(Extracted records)
=-=-=-=-=

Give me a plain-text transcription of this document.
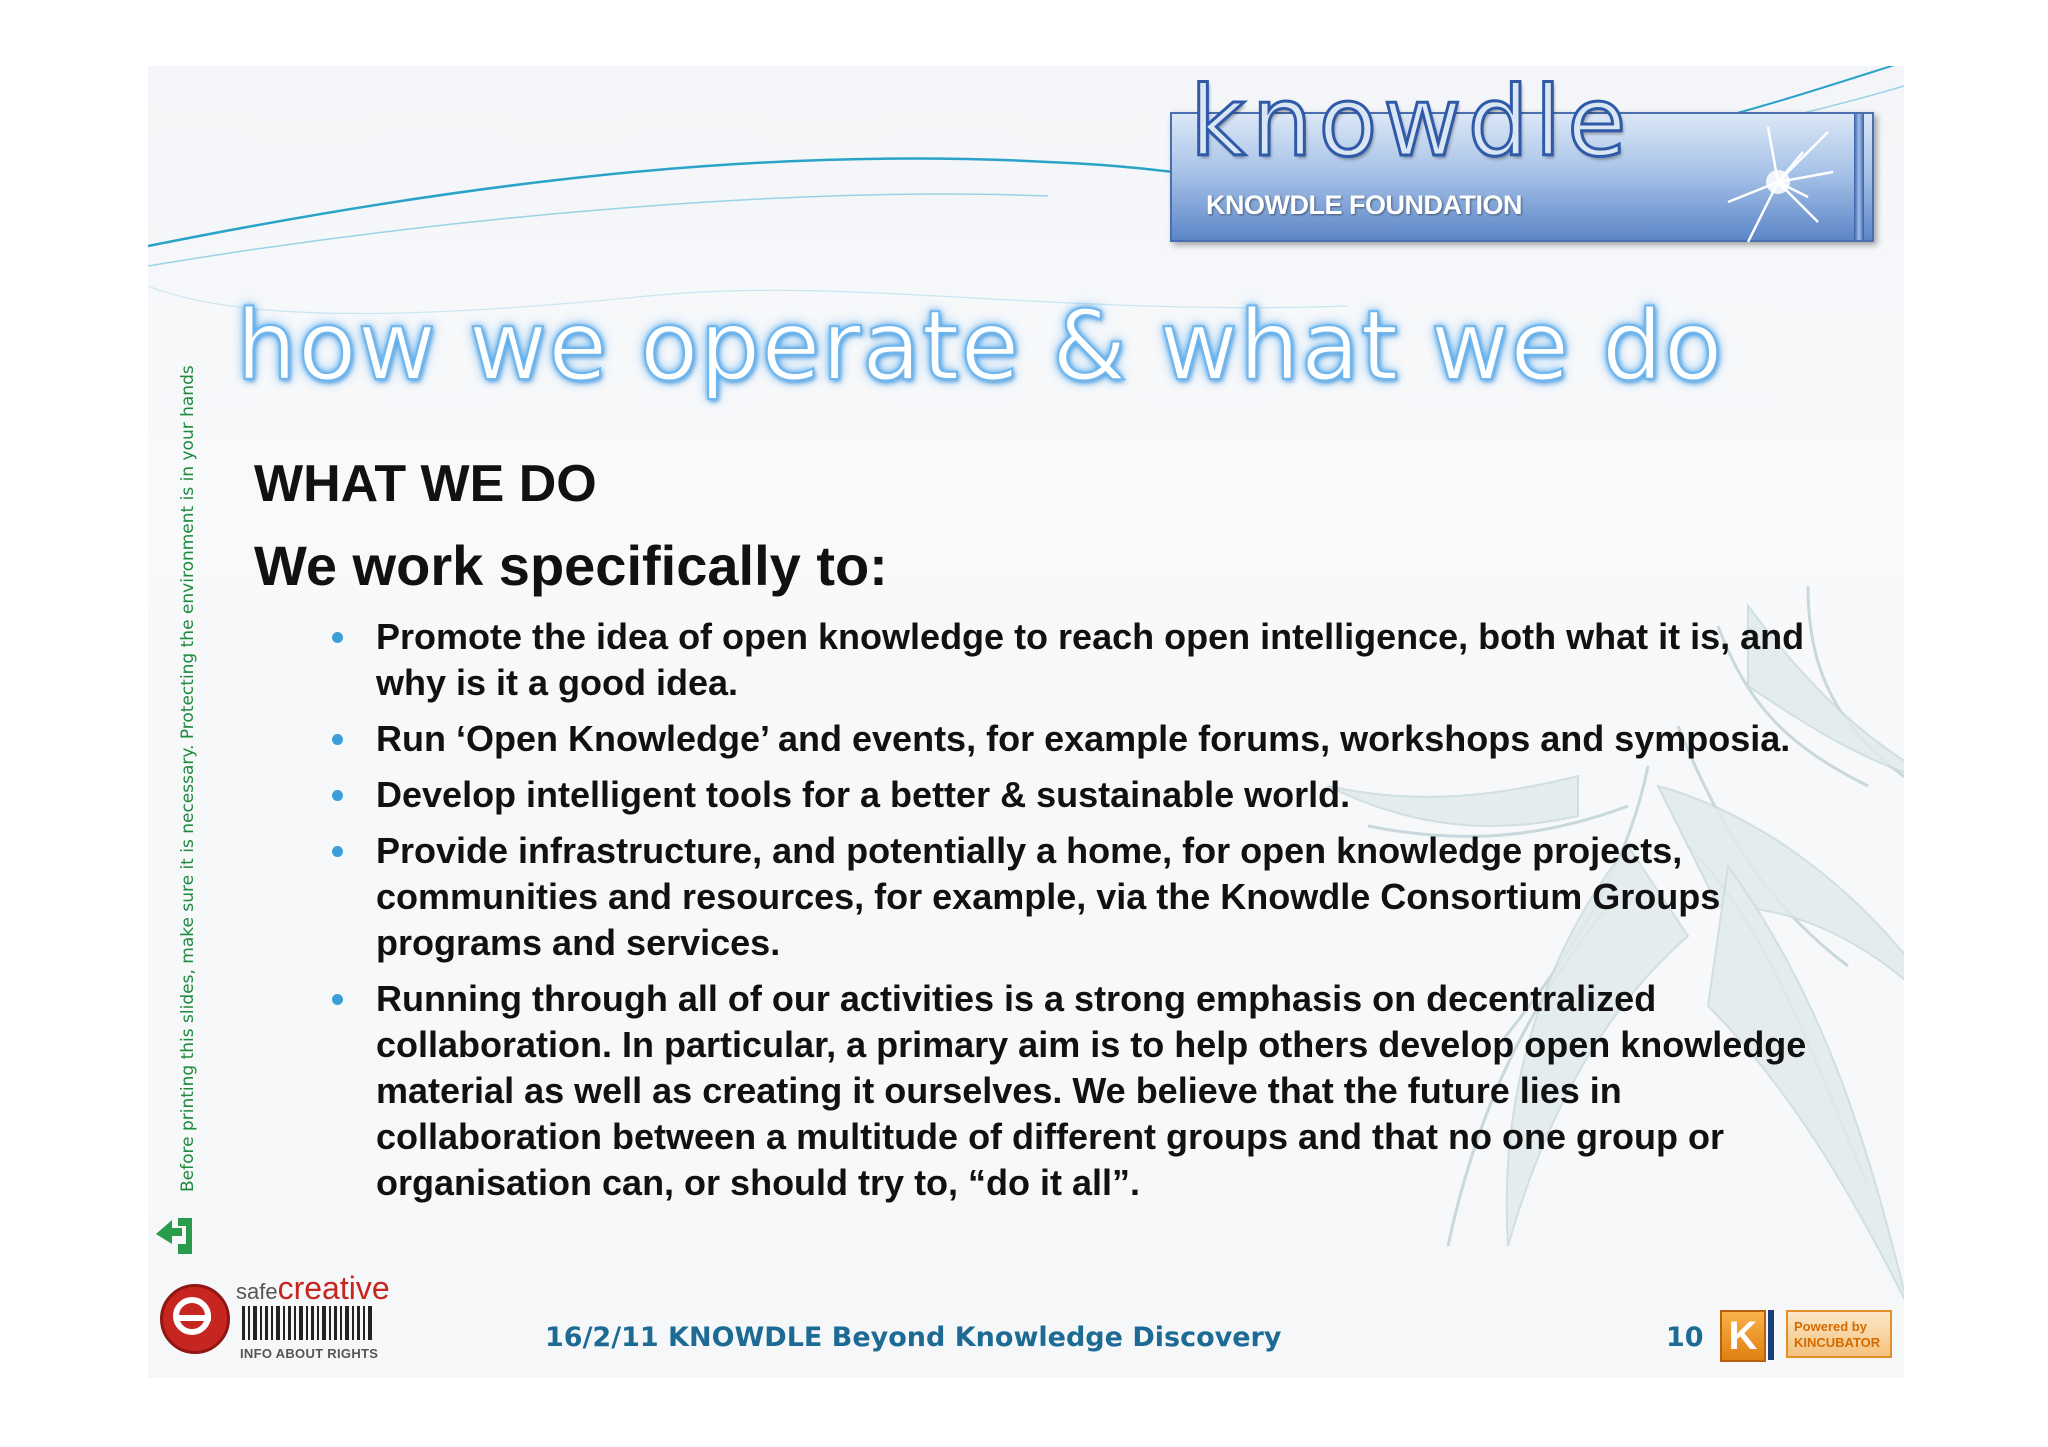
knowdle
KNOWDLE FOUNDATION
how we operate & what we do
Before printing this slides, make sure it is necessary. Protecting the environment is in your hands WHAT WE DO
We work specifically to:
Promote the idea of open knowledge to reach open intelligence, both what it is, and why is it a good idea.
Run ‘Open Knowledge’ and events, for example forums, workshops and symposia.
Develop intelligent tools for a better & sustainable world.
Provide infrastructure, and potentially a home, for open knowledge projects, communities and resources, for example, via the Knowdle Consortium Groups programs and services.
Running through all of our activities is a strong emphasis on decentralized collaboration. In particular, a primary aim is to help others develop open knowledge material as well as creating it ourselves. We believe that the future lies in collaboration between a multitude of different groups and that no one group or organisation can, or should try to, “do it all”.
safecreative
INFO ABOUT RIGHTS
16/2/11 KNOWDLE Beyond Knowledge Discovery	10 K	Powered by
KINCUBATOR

=-=-=-=-=

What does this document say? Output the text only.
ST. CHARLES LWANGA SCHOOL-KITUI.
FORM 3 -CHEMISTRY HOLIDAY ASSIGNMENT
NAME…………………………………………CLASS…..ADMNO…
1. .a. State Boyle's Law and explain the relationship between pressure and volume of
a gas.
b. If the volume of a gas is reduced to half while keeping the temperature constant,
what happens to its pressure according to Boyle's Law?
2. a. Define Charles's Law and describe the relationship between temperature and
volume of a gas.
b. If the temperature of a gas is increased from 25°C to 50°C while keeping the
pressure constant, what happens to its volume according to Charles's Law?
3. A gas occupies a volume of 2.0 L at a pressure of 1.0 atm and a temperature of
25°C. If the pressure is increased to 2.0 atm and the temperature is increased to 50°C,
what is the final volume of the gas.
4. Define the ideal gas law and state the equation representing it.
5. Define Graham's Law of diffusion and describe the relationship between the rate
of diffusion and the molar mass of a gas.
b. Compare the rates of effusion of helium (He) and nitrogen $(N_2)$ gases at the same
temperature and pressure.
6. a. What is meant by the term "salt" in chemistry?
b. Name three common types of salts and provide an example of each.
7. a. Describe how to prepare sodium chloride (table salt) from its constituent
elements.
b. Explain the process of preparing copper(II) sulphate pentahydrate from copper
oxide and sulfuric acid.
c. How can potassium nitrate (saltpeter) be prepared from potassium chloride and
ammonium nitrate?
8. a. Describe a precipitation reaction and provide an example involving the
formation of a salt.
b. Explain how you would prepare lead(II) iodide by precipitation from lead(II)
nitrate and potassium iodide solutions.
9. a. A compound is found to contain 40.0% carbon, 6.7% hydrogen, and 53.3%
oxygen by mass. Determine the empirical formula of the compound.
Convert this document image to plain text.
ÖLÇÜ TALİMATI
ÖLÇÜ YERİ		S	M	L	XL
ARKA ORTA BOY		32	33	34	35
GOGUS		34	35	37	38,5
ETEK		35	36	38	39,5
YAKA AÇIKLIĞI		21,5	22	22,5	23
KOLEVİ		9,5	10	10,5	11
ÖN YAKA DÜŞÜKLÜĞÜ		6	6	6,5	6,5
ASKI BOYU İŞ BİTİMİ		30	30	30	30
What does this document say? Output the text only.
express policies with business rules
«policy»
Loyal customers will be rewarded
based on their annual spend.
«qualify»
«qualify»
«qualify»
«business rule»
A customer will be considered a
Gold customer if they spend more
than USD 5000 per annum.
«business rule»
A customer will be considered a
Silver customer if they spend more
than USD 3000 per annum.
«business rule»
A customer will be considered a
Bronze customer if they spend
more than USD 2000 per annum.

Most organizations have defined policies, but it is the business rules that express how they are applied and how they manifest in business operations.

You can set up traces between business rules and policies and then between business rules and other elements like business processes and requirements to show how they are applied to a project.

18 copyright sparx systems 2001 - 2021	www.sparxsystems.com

=-=-=-=-=

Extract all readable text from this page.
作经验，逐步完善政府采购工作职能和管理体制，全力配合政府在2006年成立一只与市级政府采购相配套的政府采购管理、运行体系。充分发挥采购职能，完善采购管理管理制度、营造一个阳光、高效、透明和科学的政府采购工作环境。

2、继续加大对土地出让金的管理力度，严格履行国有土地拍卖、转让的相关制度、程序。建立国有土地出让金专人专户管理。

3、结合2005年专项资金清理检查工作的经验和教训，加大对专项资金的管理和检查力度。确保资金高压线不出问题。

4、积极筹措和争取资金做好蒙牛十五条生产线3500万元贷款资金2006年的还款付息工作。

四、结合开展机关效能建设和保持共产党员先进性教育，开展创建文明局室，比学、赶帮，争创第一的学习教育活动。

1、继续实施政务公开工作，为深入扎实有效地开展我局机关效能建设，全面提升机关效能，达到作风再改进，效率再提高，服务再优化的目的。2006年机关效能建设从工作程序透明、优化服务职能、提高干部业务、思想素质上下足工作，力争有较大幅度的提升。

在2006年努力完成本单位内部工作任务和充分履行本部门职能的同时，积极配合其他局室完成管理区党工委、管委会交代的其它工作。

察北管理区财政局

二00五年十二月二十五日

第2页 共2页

=-=-=-=-=

Exercise details: Select and copy every line of the material that holds the string "applied".

Task output:
Most organizations have defined policies, but it is the business rules that express how they are applied and how they manifest in business operations.
You can set up traces between business rules and policies and then between business rules and other elements like business processes and requirements to show how they are applied to a project.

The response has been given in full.